→ TASK INSTRUCTIONS
Each line containing the word "coord" should be found and copied.
· · · ·
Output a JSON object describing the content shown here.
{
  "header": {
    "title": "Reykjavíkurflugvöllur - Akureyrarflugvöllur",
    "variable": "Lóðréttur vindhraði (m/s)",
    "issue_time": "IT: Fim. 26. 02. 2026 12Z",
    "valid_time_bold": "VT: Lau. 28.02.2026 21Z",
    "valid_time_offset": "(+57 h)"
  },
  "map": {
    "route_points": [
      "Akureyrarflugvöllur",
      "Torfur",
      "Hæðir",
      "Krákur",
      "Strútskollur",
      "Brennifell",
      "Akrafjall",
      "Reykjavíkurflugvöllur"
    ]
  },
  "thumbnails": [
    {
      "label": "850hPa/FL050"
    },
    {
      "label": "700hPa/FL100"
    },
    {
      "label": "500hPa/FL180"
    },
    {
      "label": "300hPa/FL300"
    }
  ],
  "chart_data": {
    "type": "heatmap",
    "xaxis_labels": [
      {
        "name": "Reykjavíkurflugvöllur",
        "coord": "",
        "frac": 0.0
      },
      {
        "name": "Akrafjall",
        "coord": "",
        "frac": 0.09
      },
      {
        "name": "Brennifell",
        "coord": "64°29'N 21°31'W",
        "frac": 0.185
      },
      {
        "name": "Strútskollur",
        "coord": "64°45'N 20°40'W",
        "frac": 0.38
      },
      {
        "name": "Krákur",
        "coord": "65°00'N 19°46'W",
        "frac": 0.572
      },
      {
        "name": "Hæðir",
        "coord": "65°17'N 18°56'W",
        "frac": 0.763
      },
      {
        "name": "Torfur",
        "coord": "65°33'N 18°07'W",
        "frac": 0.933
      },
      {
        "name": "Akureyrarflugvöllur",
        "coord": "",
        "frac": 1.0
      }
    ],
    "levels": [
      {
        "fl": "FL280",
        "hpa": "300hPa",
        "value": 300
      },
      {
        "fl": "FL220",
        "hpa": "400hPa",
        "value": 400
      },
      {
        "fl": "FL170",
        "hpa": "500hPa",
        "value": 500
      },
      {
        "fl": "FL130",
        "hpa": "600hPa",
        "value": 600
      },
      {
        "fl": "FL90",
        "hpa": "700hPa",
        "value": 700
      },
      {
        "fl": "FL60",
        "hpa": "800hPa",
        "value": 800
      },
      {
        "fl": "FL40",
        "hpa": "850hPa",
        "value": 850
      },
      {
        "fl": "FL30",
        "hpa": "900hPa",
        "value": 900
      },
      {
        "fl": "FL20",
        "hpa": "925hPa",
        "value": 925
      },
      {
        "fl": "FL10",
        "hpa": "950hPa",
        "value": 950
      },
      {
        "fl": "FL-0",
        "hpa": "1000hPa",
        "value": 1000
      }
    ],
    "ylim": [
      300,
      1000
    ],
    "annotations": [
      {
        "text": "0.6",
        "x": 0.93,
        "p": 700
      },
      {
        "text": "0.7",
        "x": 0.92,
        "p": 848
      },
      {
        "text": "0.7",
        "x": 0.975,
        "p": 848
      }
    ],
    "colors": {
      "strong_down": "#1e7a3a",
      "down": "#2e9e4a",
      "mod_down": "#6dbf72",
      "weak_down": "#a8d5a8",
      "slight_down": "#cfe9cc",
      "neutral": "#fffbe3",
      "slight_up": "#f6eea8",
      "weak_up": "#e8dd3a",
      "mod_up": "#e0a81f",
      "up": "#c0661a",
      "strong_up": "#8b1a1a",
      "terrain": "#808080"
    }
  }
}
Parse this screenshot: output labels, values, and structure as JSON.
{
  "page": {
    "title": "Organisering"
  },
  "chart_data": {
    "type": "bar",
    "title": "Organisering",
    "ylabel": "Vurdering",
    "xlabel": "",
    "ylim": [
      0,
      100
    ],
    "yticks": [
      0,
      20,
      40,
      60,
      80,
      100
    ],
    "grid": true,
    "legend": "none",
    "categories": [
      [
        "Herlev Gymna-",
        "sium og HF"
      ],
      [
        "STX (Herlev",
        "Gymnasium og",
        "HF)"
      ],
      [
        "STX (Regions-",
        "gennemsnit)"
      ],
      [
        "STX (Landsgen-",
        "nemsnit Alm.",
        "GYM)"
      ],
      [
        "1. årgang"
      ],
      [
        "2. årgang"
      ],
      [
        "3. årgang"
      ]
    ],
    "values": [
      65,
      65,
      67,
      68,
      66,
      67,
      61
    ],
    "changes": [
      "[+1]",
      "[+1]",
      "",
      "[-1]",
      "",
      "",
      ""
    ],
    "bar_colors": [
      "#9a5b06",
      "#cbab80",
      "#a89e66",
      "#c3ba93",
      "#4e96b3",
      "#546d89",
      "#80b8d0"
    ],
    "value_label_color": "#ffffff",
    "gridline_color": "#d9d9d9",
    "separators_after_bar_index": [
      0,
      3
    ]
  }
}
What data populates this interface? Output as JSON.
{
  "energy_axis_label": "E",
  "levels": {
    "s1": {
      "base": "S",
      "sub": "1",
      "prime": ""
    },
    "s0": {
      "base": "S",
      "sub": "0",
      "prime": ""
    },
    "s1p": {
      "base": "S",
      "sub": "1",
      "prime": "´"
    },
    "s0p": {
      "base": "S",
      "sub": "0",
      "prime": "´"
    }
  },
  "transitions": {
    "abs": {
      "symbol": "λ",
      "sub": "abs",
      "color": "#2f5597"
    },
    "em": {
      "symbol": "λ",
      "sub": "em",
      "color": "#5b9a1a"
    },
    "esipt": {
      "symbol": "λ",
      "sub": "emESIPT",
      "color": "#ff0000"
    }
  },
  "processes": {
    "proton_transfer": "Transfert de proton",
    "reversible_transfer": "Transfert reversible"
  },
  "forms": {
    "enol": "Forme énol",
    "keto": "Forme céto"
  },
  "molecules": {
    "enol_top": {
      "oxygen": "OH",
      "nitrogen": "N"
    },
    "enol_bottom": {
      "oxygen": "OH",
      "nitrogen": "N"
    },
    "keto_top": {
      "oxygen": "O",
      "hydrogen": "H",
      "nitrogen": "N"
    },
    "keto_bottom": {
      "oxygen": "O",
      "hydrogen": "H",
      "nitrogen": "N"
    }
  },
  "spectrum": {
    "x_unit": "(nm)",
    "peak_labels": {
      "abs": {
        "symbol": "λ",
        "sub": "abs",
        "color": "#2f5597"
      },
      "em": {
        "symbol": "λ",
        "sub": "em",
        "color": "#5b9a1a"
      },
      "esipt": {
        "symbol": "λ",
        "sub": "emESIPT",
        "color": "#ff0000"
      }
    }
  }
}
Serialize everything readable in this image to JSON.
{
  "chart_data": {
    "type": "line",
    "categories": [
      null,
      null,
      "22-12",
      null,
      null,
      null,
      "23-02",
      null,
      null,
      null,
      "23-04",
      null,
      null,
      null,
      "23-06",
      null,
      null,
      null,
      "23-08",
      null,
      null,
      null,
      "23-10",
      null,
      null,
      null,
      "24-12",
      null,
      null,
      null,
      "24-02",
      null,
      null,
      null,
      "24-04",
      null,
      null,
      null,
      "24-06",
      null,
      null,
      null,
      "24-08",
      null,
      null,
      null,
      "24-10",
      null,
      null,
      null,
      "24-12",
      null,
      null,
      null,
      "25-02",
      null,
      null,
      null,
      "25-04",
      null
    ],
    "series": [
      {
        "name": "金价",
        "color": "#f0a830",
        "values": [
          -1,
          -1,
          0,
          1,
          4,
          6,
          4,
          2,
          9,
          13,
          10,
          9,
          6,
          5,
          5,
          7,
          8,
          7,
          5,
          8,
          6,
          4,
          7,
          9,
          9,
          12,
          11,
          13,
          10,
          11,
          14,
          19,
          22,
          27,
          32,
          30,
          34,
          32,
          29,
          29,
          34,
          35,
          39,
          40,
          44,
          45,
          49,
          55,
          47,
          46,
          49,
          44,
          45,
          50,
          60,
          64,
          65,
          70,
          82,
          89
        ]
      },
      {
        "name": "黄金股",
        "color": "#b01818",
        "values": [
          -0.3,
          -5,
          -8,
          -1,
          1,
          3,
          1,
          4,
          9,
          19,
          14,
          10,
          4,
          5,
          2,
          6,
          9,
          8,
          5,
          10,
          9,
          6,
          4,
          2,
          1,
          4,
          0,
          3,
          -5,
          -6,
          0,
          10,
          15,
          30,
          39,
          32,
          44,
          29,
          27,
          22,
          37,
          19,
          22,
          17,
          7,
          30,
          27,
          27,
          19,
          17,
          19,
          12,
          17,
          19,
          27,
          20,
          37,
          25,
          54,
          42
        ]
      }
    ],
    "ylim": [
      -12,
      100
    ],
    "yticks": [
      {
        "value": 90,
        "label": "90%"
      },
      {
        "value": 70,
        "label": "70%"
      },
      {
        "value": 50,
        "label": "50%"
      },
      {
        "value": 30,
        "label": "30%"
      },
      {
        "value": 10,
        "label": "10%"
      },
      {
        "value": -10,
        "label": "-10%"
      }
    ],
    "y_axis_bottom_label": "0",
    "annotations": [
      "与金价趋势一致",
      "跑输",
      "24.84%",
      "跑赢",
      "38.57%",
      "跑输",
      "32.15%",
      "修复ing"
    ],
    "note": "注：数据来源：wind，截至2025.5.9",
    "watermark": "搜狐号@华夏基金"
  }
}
· · · ·
→ THE SOLUTION
        "coord": "",
        "coord": "",
        "coord": "64°29'N 21°31'W",
        "coord": "64°45'N 20°40'W",
        "coord": "65°00'N 19°46'W",
        "coord": "65°17'N 18°56'W",
        "coord": "65°33'N 18°07'W",
        "coord": "",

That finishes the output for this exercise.